EXERCISE INSTRUCTIONS:
Return the whole listing, line for line, without the pictures in it.

Collected data:
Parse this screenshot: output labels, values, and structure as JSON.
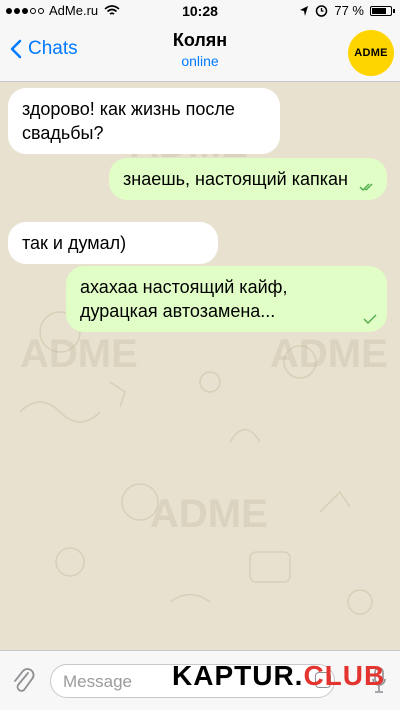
{
  "status_bar": {
    "carrier": "AdMe.ru",
    "time": "10:28",
    "battery": "77 %",
    "battery_level": 0.77
  },
  "header": {
    "back_label": "Chats",
    "title": "Колян",
    "subtitle": "online",
    "avatar_text": "ADME"
  },
  "messages": [
    {
      "direction": "in",
      "text": "здорово! как жизнь после свадьбы?"
    },
    {
      "direction": "out",
      "text": "знаешь, настоящий капкан",
      "status": "read"
    },
    {
      "direction": "in",
      "text": "так и думал)"
    },
    {
      "direction": "out",
      "text": "ахахаа настоящий кайф, дурацкая автозамена...",
      "status": "sent"
    }
  ],
  "composer": {
    "placeholder": "Message"
  },
  "watermark": "ADME",
  "site_brand": {
    "main": "KAPTUR.",
    "accent": "CLUB"
  },
  "colors": {
    "accent": "#007aff",
    "outgoing_bubble": "#e1fec6",
    "incoming_bubble": "#ffffff",
    "chat_background": "#e9e1cf",
    "check": "#4fae4e"
  }
}
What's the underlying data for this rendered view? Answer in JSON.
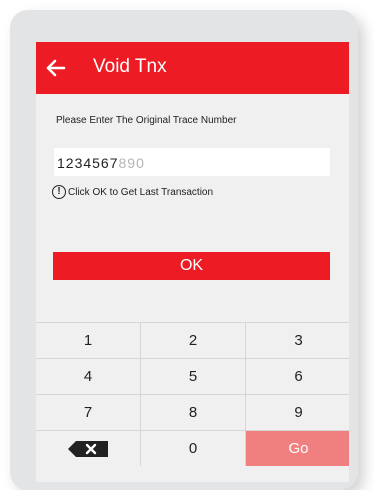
{
  "header": {
    "title": "Void Tnx",
    "back_icon": "arrow-left-icon",
    "color": "#ed1c24"
  },
  "form": {
    "prompt": "Please Enter The Original Trace Number",
    "value": "1234567",
    "placeholder_tail": "890",
    "hint_icon": "exclamation-circle-icon",
    "hint_mark": "!",
    "hint": "Click OK to Get Last Transaction"
  },
  "ok_button": {
    "label": "OK"
  },
  "keypad": {
    "keys": [
      "1",
      "2",
      "3",
      "4",
      "5",
      "6",
      "7",
      "8",
      "9"
    ],
    "backspace_icon": "backspace-icon",
    "zero": "0",
    "go": "Go",
    "go_color": "#f08080"
  }
}
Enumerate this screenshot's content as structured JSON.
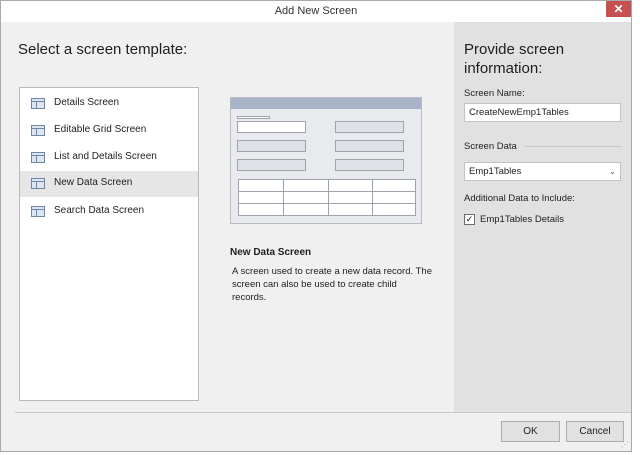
{
  "window": {
    "title": "Add New Screen",
    "close_label": "✕"
  },
  "left": {
    "heading": "Select a screen template:",
    "templates": [
      {
        "label": "Details Screen"
      },
      {
        "label": "Editable Grid Screen"
      },
      {
        "label": "List and Details Screen"
      },
      {
        "label": "New Data Screen",
        "selected": true
      },
      {
        "label": "Search Data Screen"
      }
    ],
    "description_title": "New Data Screen",
    "description_text": "A screen used to create a new data record. The screen can also be used to create child records."
  },
  "right": {
    "heading": "Provide screen information:",
    "screen_name_label": "Screen Name:",
    "screen_name_value": "CreateNewEmp1Tables",
    "screen_data_label": "Screen Data",
    "screen_data_value": "Emp1Tables",
    "additional_label": "Additional Data to Include:",
    "additional_item_label": "Emp1Tables Details",
    "additional_item_checked": true
  },
  "footer": {
    "ok_label": "OK",
    "cancel_label": "Cancel"
  },
  "colors": {
    "close": "#c75050",
    "selected_row": "#e6e6e6",
    "right_panel": "#e1e1e1"
  }
}
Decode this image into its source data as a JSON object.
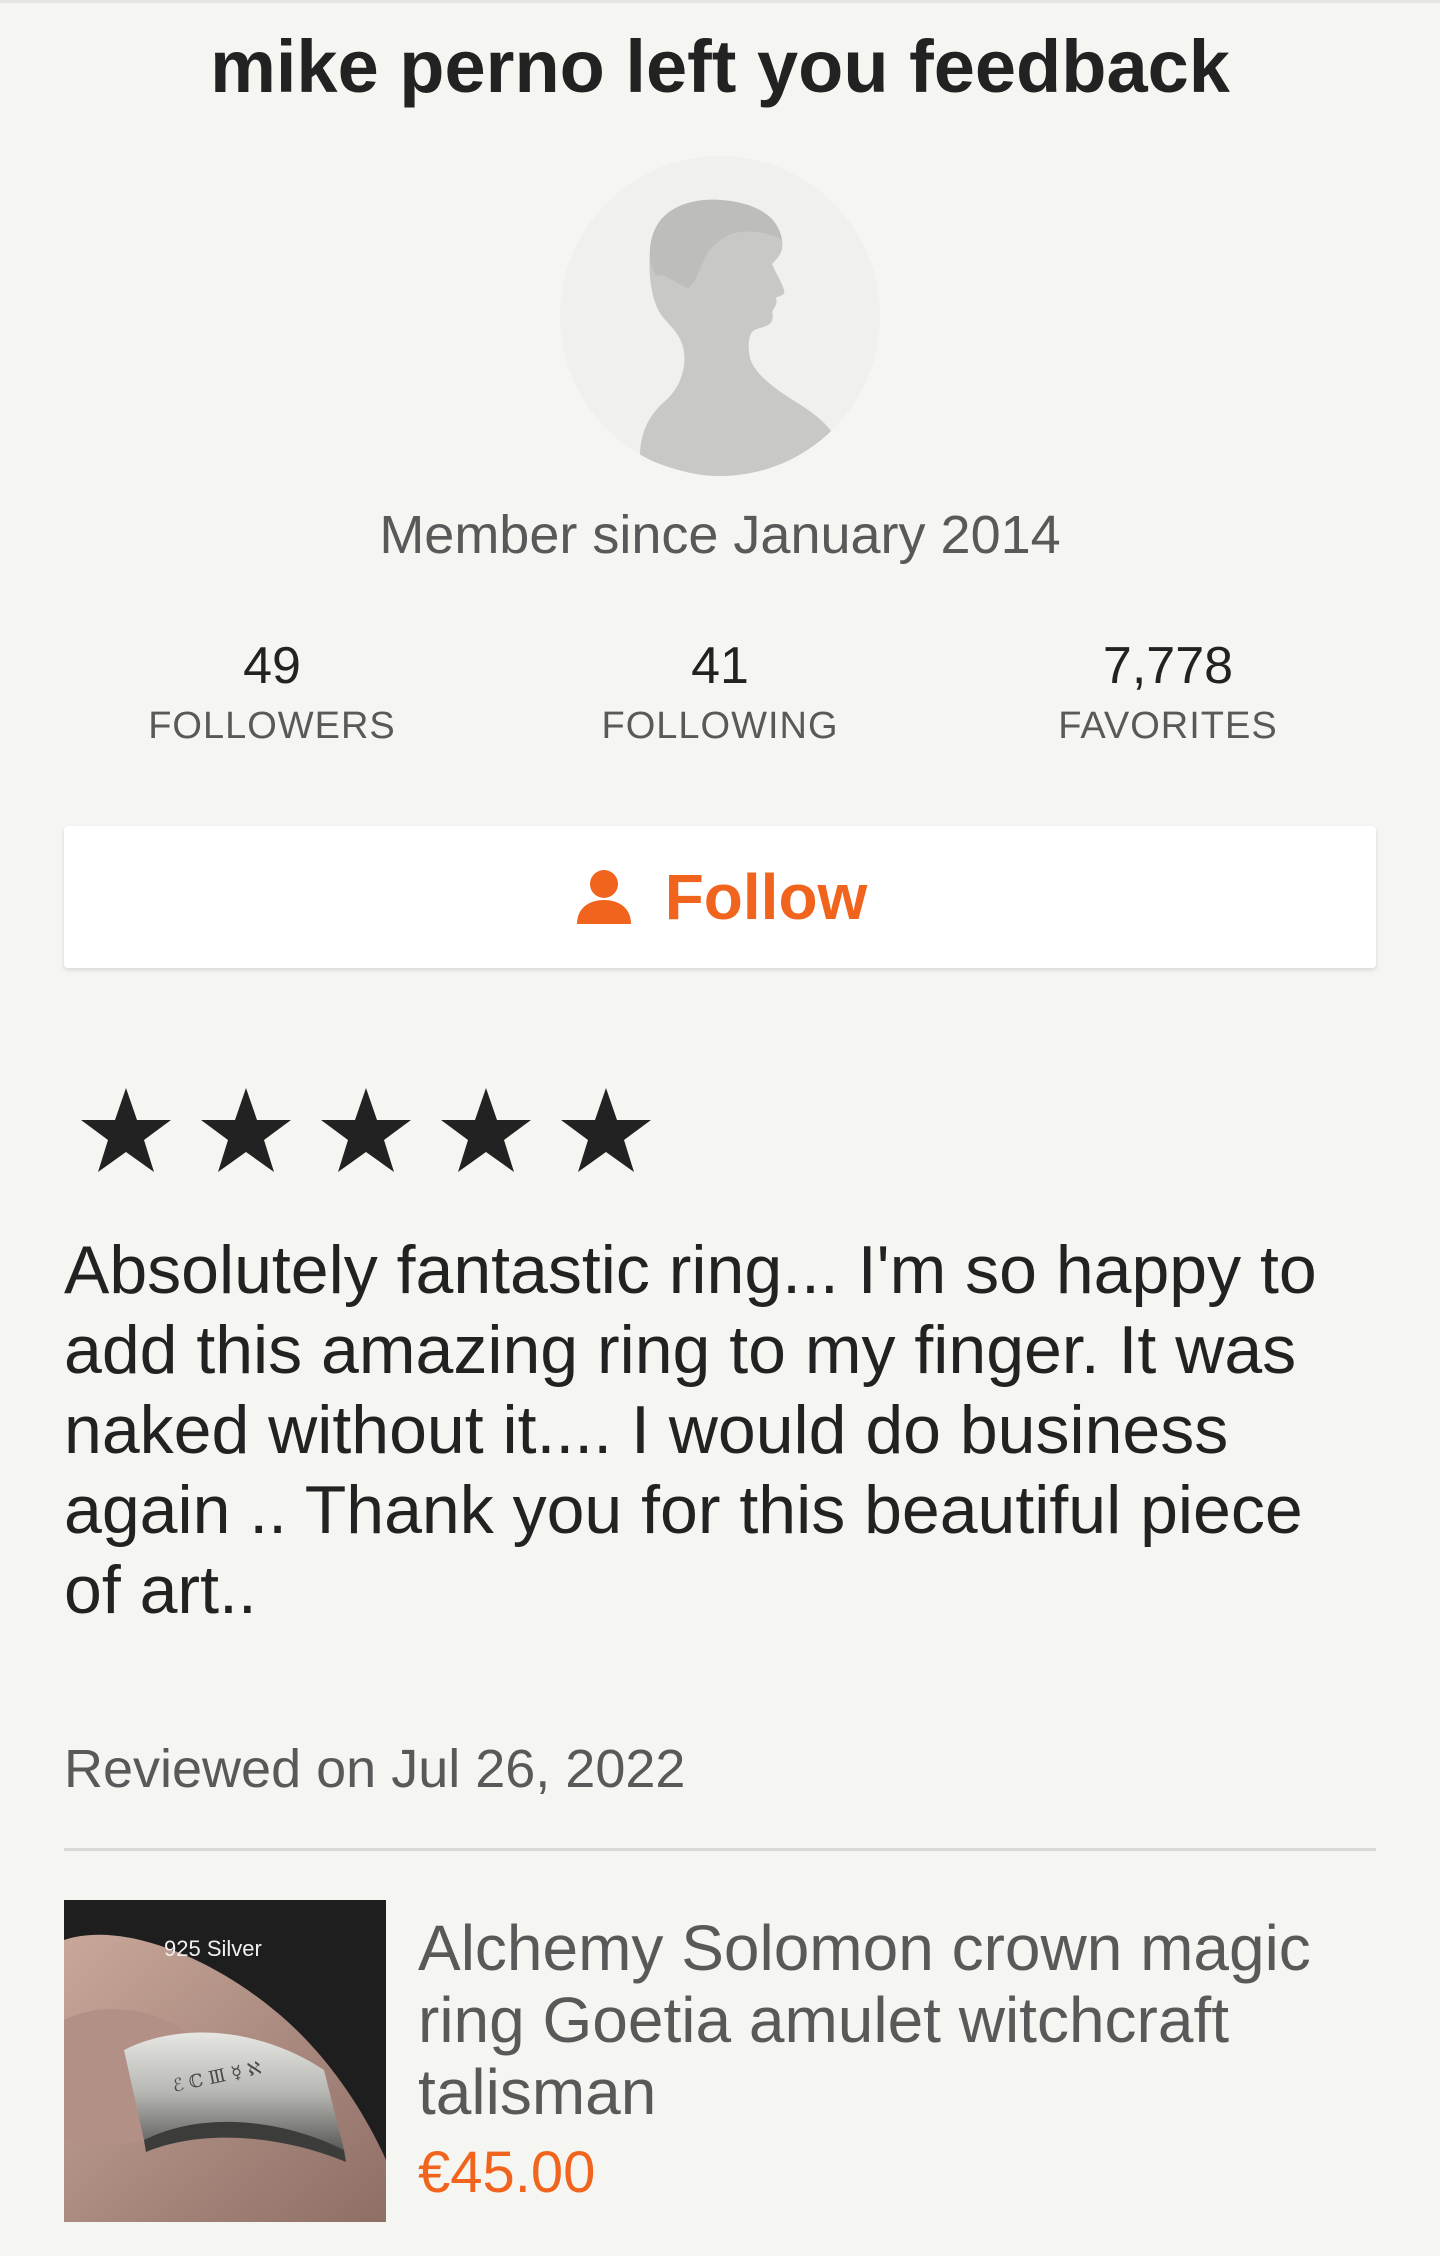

THE RESPONSE:
Parse this screenshot: output labels, values, and structure as JSON.
{
  "status_bar": {
    "carrier": "AdMe.ru",
    "time": "10:28",
    "battery": "77 %",
    "battery_level": 0.77
  },
  "header": {
    "back_label": "Chats",
    "title": "Колян",
    "subtitle": "online",
    "avatar_text": "ADME"
  },
  "messages": [
    {
      "direction": "in",
      "text": "здорово! как жизнь после свадьбы?"
    },
    {
      "direction": "out",
      "text": "знаешь, настоящий капкан",
      "status": "read"
    },
    {
      "direction": "in",
      "text": "так и думал)"
    },
    {
      "direction": "out",
      "text": "ахахаа настоящий кайф, дурацкая автозамена...",
      "status": "sent"
    }
  ],
  "composer": {
    "placeholder": "Message"
  },
  "watermark": "ADME",
  "site_brand": {
    "main": "KAPTUR.",
    "accent": "CLUB"
  },
  "colors": {
    "accent": "#007aff",
    "outgoing_bubble": "#e1fec6",
    "incoming_bubble": "#ffffff",
    "chat_background": "#e9e1cf",
    "check": "#4fae4e"
  }
}
What's the underlying data for this rendered view? Answer in JSON.
{
  "header": {
    "title": "Void Tnx",
    "back_icon": "arrow-left-icon",
    "color": "#ed1c24"
  },
  "form": {
    "prompt": "Please Enter The Original Trace Number",
    "value": "1234567",
    "placeholder_tail": "890",
    "hint_icon": "exclamation-circle-icon",
    "hint_mark": "!",
    "hint": "Click OK to Get Last Transaction"
  },
  "ok_button": {
    "label": "OK"
  },
  "keypad": {
    "keys": [
      "1",
      "2",
      "3",
      "4",
      "5",
      "6",
      "7",
      "8",
      "9"
    ],
    "backspace_icon": "backspace-icon",
    "zero": "0",
    "go": "Go",
    "go_color": "#f08080"
  }
}
Enumerate this screenshot's content as structured JSON.
{
  "window": {
    "title": "Add New Screen",
    "close_label": "✕"
  },
  "left": {
    "heading": "Select a screen template:",
    "templates": [
      {
        "label": "Details Screen"
      },
      {
        "label": "Editable Grid Screen"
      },
      {
        "label": "List and Details Screen"
      },
      {
        "label": "New Data Screen",
        "selected": true
      },
      {
        "label": "Search Data Screen"
      }
    ],
    "description_title": "New Data Screen",
    "description_text": "A screen used to create a new data record. The screen can also be used to create child records."
  },
  "right": {
    "heading": "Provide screen information:",
    "screen_name_label": "Screen Name:",
    "screen_name_value": "CreateNewEmp1Tables",
    "screen_data_label": "Screen Data",
    "screen_data_value": "Emp1Tables",
    "additional_label": "Additional Data to Include:",
    "additional_item_label": "Emp1Tables Details",
    "additional_item_checked": true
  },
  "footer": {
    "ok_label": "OK",
    "cancel_label": "Cancel"
  },
  "colors": {
    "close": "#c75050",
    "selected_row": "#e6e6e6",
    "right_panel": "#e1e1e1"
  }
}
Decode this image into its source data as a JSON object.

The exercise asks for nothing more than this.